_TASK STATEMENT_: Can you print every one of the entries below verbatim, changing nothing?

_PROVIDED ENTRIES_:
------------------------------------

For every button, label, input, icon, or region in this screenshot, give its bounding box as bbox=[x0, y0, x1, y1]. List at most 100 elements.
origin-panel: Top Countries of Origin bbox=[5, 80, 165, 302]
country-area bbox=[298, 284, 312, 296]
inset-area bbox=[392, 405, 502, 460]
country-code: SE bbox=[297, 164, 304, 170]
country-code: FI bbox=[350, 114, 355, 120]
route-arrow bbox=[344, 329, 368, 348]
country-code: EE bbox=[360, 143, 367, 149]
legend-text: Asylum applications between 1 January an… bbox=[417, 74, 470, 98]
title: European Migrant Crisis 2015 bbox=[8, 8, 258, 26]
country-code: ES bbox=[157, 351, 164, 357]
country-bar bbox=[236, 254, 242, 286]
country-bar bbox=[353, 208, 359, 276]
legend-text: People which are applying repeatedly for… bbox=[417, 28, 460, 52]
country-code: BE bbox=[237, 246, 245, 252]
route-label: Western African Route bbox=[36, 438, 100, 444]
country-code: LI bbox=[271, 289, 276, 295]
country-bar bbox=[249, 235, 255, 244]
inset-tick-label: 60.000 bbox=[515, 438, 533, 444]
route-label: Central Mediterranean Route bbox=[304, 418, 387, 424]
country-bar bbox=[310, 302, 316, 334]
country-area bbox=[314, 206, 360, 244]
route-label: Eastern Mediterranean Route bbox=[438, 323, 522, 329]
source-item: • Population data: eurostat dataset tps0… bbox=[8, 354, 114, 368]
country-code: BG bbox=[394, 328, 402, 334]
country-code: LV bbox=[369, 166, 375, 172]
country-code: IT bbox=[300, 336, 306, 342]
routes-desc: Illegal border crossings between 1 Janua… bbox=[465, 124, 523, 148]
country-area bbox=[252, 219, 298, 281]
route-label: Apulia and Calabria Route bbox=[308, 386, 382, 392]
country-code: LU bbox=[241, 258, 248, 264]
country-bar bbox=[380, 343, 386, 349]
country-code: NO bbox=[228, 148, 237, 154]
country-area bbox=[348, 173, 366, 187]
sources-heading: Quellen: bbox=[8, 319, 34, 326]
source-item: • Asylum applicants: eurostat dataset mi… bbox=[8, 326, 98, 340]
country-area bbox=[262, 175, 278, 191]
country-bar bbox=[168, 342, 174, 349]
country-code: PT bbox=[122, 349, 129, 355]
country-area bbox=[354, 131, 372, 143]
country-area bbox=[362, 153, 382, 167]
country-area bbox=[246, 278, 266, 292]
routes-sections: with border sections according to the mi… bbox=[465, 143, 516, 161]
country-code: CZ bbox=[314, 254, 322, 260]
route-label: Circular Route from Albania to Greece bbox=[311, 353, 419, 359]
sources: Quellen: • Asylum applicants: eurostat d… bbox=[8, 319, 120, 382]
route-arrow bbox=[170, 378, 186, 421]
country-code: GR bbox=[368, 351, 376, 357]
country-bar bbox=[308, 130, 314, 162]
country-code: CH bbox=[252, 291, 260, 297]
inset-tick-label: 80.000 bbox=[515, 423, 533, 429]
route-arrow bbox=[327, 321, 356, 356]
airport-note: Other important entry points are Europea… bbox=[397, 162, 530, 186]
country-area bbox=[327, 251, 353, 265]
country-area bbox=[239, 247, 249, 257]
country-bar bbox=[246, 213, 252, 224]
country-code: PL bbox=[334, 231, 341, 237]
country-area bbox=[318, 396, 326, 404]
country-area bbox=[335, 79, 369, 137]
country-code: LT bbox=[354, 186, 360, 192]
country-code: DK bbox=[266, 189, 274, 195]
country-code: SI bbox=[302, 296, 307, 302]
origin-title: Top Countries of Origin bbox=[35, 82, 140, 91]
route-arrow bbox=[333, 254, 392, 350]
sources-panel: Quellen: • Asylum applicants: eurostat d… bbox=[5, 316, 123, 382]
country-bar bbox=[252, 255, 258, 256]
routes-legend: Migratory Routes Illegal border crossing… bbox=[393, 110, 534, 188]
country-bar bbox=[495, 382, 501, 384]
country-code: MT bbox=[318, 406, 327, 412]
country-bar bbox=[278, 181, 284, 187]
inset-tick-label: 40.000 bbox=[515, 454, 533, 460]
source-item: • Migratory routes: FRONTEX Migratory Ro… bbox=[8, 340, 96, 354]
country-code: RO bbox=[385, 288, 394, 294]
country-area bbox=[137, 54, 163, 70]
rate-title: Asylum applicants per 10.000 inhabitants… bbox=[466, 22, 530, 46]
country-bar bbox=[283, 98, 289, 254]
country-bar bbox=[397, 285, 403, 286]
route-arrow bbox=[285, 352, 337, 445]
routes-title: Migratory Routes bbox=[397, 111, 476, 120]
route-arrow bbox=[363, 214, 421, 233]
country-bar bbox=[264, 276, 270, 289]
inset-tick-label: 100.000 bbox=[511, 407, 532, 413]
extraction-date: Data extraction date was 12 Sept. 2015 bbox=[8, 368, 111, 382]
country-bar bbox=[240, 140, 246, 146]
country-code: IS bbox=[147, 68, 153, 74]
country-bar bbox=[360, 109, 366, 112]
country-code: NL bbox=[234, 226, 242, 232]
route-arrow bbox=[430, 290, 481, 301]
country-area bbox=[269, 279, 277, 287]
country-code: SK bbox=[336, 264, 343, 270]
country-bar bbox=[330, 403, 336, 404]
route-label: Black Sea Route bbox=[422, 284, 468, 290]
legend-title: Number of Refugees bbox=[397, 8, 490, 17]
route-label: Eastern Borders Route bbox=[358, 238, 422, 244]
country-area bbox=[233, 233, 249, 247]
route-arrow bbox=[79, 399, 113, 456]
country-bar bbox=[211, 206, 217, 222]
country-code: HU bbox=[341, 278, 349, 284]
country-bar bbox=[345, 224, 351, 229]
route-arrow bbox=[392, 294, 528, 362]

------------------------------------

_OUTPUT FOR THIS EXERCISE_:
For every button, label, input, icon, or region in this screenshot, give its bounding box as bbox=[x0, y0, x1, y1]. List at most 100 elements.
origin-panel: Top Countries of Origin bbox=[5, 80, 165, 302]
country-area bbox=[298, 284, 312, 296]
inset-area bbox=[392, 405, 502, 460]
country-code: SE bbox=[297, 164, 304, 170]
country-code: FI bbox=[350, 114, 355, 120]
route-arrow bbox=[344, 329, 368, 348]
country-code: EE bbox=[360, 143, 367, 149]
legend-text: Asylum applications between 1 January an… bbox=[417, 74, 470, 98]
title: European Migrant Crisis 2015 bbox=[8, 8, 258, 26]
country-code: ES bbox=[157, 351, 164, 357]
country-bar bbox=[236, 254, 242, 286]
country-bar bbox=[353, 208, 359, 276]
legend-text: People which are applying repeatedly for… bbox=[417, 28, 460, 52]
country-code: BE bbox=[237, 246, 245, 252]
route-label: Western African Route bbox=[36, 438, 100, 444]
country-code: LI bbox=[271, 289, 276, 295]
country-bar bbox=[249, 235, 255, 244]
inset-tick-label: 60.000 bbox=[515, 438, 533, 444]
route-label: Central Mediterranean Route bbox=[304, 418, 387, 424]
country-bar bbox=[310, 302, 316, 334]
country-area bbox=[314, 206, 360, 244]
route-label: Eastern Mediterranean Route bbox=[438, 323, 522, 329]
source-item: • Population data: eurostat dataset tps0… bbox=[8, 354, 114, 368]
country-code: BG bbox=[394, 328, 402, 334]
country-code: LV bbox=[369, 166, 375, 172]
country-code: IT bbox=[300, 336, 306, 342]
routes-desc: Illegal border crossings between 1 Janua… bbox=[465, 124, 523, 148]
country-area bbox=[252, 219, 298, 281]
route-label: Apulia and Calabria Route bbox=[308, 386, 382, 392]
country-code: LU bbox=[241, 258, 248, 264]
country-bar bbox=[380, 343, 386, 349]
country-code: NO bbox=[228, 148, 237, 154]
country-area bbox=[348, 173, 366, 187]
sources-heading: Quellen: bbox=[8, 319, 34, 326]
source-item: • Asylum applicants: eurostat dataset mi… bbox=[8, 326, 98, 340]
country-area bbox=[262, 175, 278, 191]
country-bar bbox=[168, 342, 174, 349]
country-code: PT bbox=[122, 349, 129, 355]
country-area bbox=[354, 131, 372, 143]
country-area bbox=[362, 153, 382, 167]
country-area bbox=[246, 278, 266, 292]
routes-sections: with border sections according to the mi… bbox=[465, 143, 516, 161]
country-code: CZ bbox=[314, 254, 322, 260]
route-label: Circular Route from Albania to Greece bbox=[311, 353, 419, 359]
sources: Quellen: • Asylum applicants: eurostat d… bbox=[8, 319, 120, 382]
route-arrow bbox=[170, 378, 186, 421]
country-code: GR bbox=[368, 351, 376, 357]
country-bar bbox=[308, 130, 314, 162]
country-code: CH bbox=[252, 291, 260, 297]
inset-tick-label: 80.000 bbox=[515, 423, 533, 429]
route-arrow bbox=[327, 321, 356, 356]
airport-note: Other important entry points are Europea… bbox=[397, 162, 530, 186]
country-area bbox=[327, 251, 353, 265]
country-area bbox=[239, 247, 249, 257]
country-bar bbox=[246, 213, 252, 224]
country-code: PL bbox=[334, 231, 341, 237]
country-area bbox=[318, 396, 326, 404]
country-area bbox=[335, 79, 369, 137]
country-code: LT bbox=[354, 186, 360, 192]
country-code: DK bbox=[266, 189, 274, 195]
country-code: SI bbox=[302, 296, 307, 302]
origin-title: Top Countries of Origin bbox=[35, 82, 140, 91]
route-arrow bbox=[333, 254, 392, 350]
sources-panel: Quellen: • Asylum applicants: eurostat d… bbox=[5, 316, 123, 382]
country-bar bbox=[252, 255, 258, 256]
routes-legend: Migratory Routes Illegal border crossing… bbox=[393, 110, 534, 188]
country-bar bbox=[495, 382, 501, 384]
country-code: MT bbox=[318, 406, 327, 412]
country-bar bbox=[278, 181, 284, 187]
inset-tick-label: 40.000 bbox=[515, 454, 533, 460]
source-item: • Migratory routes: FRONTEX Migratory Ro… bbox=[8, 340, 96, 354]
country-code: RO bbox=[385, 288, 394, 294]
country-area bbox=[137, 54, 163, 70]
rate-title: Asylum applicants per 10.000 inhabitants… bbox=[466, 22, 530, 46]
country-bar bbox=[283, 98, 289, 254]
country-bar bbox=[397, 285, 403, 286]
route-arrow bbox=[285, 352, 337, 445]
routes-title: Migratory Routes bbox=[397, 111, 476, 120]
route-arrow bbox=[363, 214, 421, 233]
country-bar bbox=[264, 276, 270, 289]
inset-tick-label: 100.000 bbox=[511, 407, 532, 413]
extraction-date: Data extraction date was 12 Sept. 2015 bbox=[8, 368, 111, 382]
country-bar bbox=[240, 140, 246, 146]
country-code: IS bbox=[147, 68, 153, 74]
country-bar bbox=[360, 109, 366, 112]
country-code: NL bbox=[234, 226, 242, 232]
route-arrow bbox=[430, 290, 481, 301]
country-area bbox=[269, 279, 277, 287]
country-code: SK bbox=[336, 264, 343, 270]
country-bar bbox=[330, 403, 336, 404]
route-label: Black Sea Route bbox=[422, 284, 468, 290]
legend-title: Number of Refugees bbox=[397, 8, 490, 17]
route-label: Eastern Borders Route bbox=[358, 238, 422, 244]
country-area bbox=[233, 233, 249, 247]
route-arrow bbox=[79, 399, 113, 456]
country-bar bbox=[211, 206, 217, 222]
country-code: HU bbox=[341, 278, 349, 284]
country-bar bbox=[345, 224, 351, 229]
route-arrow bbox=[392, 294, 528, 362]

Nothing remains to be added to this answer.